[Requirement]: Reproduce the entire listing word for word.
## start Records provided
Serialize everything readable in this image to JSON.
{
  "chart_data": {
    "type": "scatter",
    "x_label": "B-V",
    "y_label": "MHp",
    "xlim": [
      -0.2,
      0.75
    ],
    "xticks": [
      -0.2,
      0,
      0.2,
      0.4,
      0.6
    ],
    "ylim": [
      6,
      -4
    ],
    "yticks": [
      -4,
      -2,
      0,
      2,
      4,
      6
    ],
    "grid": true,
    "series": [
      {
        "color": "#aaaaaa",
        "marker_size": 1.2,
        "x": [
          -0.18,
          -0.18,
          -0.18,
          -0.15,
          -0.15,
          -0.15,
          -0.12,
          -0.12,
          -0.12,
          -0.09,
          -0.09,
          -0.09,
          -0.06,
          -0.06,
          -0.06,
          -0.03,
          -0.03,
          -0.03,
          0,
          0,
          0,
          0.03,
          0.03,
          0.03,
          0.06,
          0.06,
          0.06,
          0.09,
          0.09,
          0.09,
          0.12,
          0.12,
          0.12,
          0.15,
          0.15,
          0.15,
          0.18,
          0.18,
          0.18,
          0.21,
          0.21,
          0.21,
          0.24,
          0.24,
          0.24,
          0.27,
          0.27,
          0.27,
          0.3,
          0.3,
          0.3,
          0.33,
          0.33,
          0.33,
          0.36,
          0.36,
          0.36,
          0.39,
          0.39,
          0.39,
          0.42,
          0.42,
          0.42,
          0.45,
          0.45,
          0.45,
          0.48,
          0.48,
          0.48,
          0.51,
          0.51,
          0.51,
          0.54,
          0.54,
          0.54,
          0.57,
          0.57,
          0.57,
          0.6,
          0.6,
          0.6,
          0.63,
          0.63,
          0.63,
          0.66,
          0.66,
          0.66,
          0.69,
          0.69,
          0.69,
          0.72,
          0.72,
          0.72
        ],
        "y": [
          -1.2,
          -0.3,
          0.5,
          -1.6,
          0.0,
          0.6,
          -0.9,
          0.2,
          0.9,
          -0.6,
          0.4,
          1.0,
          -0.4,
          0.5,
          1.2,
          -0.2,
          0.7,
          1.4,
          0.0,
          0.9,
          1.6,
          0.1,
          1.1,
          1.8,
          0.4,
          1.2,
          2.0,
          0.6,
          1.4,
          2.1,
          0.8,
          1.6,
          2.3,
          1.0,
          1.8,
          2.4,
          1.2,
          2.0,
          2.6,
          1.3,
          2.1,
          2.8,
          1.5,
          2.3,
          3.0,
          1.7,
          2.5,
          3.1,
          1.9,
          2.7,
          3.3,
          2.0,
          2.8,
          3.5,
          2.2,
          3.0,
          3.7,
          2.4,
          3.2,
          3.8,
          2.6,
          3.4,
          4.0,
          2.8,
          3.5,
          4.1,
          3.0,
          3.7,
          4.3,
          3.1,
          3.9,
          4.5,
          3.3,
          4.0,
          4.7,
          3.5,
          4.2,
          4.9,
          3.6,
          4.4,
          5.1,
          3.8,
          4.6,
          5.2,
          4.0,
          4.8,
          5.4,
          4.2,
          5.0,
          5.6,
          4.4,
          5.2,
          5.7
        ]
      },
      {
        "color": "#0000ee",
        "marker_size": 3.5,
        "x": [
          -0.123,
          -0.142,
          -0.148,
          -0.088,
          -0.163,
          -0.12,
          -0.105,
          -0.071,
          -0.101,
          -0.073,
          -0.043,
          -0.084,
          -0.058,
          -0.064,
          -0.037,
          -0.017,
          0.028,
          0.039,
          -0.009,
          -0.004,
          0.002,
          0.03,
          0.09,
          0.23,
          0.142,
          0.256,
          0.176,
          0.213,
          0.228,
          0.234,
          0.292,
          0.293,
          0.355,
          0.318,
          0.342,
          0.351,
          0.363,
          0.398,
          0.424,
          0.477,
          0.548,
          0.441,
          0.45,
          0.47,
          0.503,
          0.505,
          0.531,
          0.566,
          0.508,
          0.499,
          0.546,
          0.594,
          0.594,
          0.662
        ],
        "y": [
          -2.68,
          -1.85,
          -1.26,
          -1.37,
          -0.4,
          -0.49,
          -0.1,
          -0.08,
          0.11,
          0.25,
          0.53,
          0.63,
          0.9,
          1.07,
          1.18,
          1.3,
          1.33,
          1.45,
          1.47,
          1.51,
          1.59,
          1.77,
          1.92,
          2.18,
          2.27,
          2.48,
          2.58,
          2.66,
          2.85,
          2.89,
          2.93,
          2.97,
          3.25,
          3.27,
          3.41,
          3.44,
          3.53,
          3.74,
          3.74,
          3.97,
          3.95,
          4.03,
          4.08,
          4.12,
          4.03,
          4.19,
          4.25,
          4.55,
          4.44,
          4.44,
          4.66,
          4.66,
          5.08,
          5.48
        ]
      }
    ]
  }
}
## end Records provided
[Output]:
Serialize everything readable in this image to JSON.
{
  "chart_data": {
    "type": "scatter",
    "x_label": "B-V",
    "y_label": "MHp",
    "xlim": [
      -0.2,
      0.75
    ],
    "xticks": [
      -0.2,
      0,
      0.2,
      0.4,
      0.6
    ],
    "ylim": [
      6,
      -4
    ],
    "yticks": [
      -4,
      -2,
      0,
      2,
      4,
      6
    ],
    "grid": true,
    "series": [
      {
        "color": "#aaaaaa",
        "marker_size": 1.2,
        "x": [
          -0.18,
          -0.18,
          -0.18,
          -0.15,
          -0.15,
          -0.15,
          -0.12,
          -0.12,
          -0.12,
          -0.09,
          -0.09,
          -0.09,
          -0.06,
          -0.06,
          -0.06,
          -0.03,
          -0.03,
          -0.03,
          0,
          0,
          0,
          0.03,
          0.03,
          0.03,
          0.06,
          0.06,
          0.06,
          0.09,
          0.09,
          0.09,
          0.12,
          0.12,
          0.12,
          0.15,
          0.15,
          0.15,
          0.18,
          0.18,
          0.18,
          0.21,
          0.21,
          0.21,
          0.24,
          0.24,
          0.24,
          0.27,
          0.27,
          0.27,
          0.3,
          0.3,
          0.3,
          0.33,
          0.33,
          0.33,
          0.36,
          0.36,
          0.36,
          0.39,
          0.39,
          0.39,
          0.42,
          0.42,
          0.42,
          0.45,
          0.45,
          0.45,
          0.48,
          0.48,
          0.48,
          0.51,
          0.51,
          0.51,
          0.54,
          0.54,
          0.54,
          0.57,
          0.57,
          0.57,
          0.6,
          0.6,
          0.6,
          0.63,
          0.63,
          0.63,
          0.66,
          0.66,
          0.66,
          0.69,
          0.69,
          0.69,
          0.72,
          0.72,
          0.72
        ],
        "y": [
          -1.2,
          -0.3,
          0.5,
          -1.6,
          0.0,
          0.6,
          -0.9,
          0.2,
          0.9,
          -0.6,
          0.4,
          1.0,
          -0.4,
          0.5,
          1.2,
          -0.2,
          0.7,
          1.4,
          0.0,
          0.9,
          1.6,
          0.1,
          1.1,
          1.8,
          0.4,
          1.2,
          2.0,
          0.6,
          1.4,
          2.1,
          0.8,
          1.6,
          2.3,
          1.0,
          1.8,
          2.4,
          1.2,
          2.0,
          2.6,
          1.3,
          2.1,
          2.8,
          1.5,
          2.3,
          3.0,
          1.7,
          2.5,
          3.1,
          1.9,
          2.7,
          3.3,
          2.0,
          2.8,
          3.5,
          2.2,
          3.0,
          3.7,
          2.4,
          3.2,
          3.8,
          2.6,
          3.4,
          4.0,
          2.8,
          3.5,
          4.1,
          3.0,
          3.7,
          4.3,
          3.1,
          3.9,
          4.5,
          3.3,
          4.0,
          4.7,
          3.5,
          4.2,
          4.9,
          3.6,
          4.4,
          5.1,
          3.8,
          4.6,
          5.2,
          4.0,
          4.8,
          5.4,
          4.2,
          5.0,
          5.6,
          4.4,
          5.2,
          5.7
        ]
      },
      {
        "color": "#0000ee",
        "marker_size": 3.5,
        "x": [
          -0.123,
          -0.142,
          -0.148,
          -0.088,
          -0.163,
          -0.12,
          -0.105,
          -0.071,
          -0.101,
          -0.073,
          -0.043,
          -0.084,
          -0.058,
          -0.064,
          -0.037,
          -0.017,
          0.028,
          0.039,
          -0.009,
          -0.004,
          0.002,
          0.03,
          0.09,
          0.23,
          0.142,
          0.256,
          0.176,
          0.213,
          0.228,
          0.234,
          0.292,
          0.293,
          0.355,
          0.318,
          0.342,
          0.351,
          0.363,
          0.398,
          0.424,
          0.477,
          0.548,
          0.441,
          0.45,
          0.47,
          0.503,
          0.505,
          0.531,
          0.566,
          0.508,
          0.499,
          0.546,
          0.594,
          0.594,
          0.662
        ],
        "y": [
          -2.68,
          -1.85,
          -1.26,
          -1.37,
          -0.4,
          -0.49,
          -0.1,
          -0.08,
          0.11,
          0.25,
          0.53,
          0.63,
          0.9,
          1.07,
          1.18,
          1.3,
          1.33,
          1.45,
          1.47,
          1.51,
          1.59,
          1.77,
          1.92,
          2.18,
          2.27,
          2.48,
          2.58,
          2.66,
          2.85,
          2.89,
          2.93,
          2.97,
          3.25,
          3.27,
          3.41,
          3.44,
          3.53,
          3.74,
          3.74,
          3.97,
          3.95,
          4.03,
          4.08,
          4.12,
          4.03,
          4.19,
          4.25,
          4.55,
          4.44,
          4.44,
          4.66,
          4.66,
          5.08,
          5.48
        ]
      }
    ]
  }
}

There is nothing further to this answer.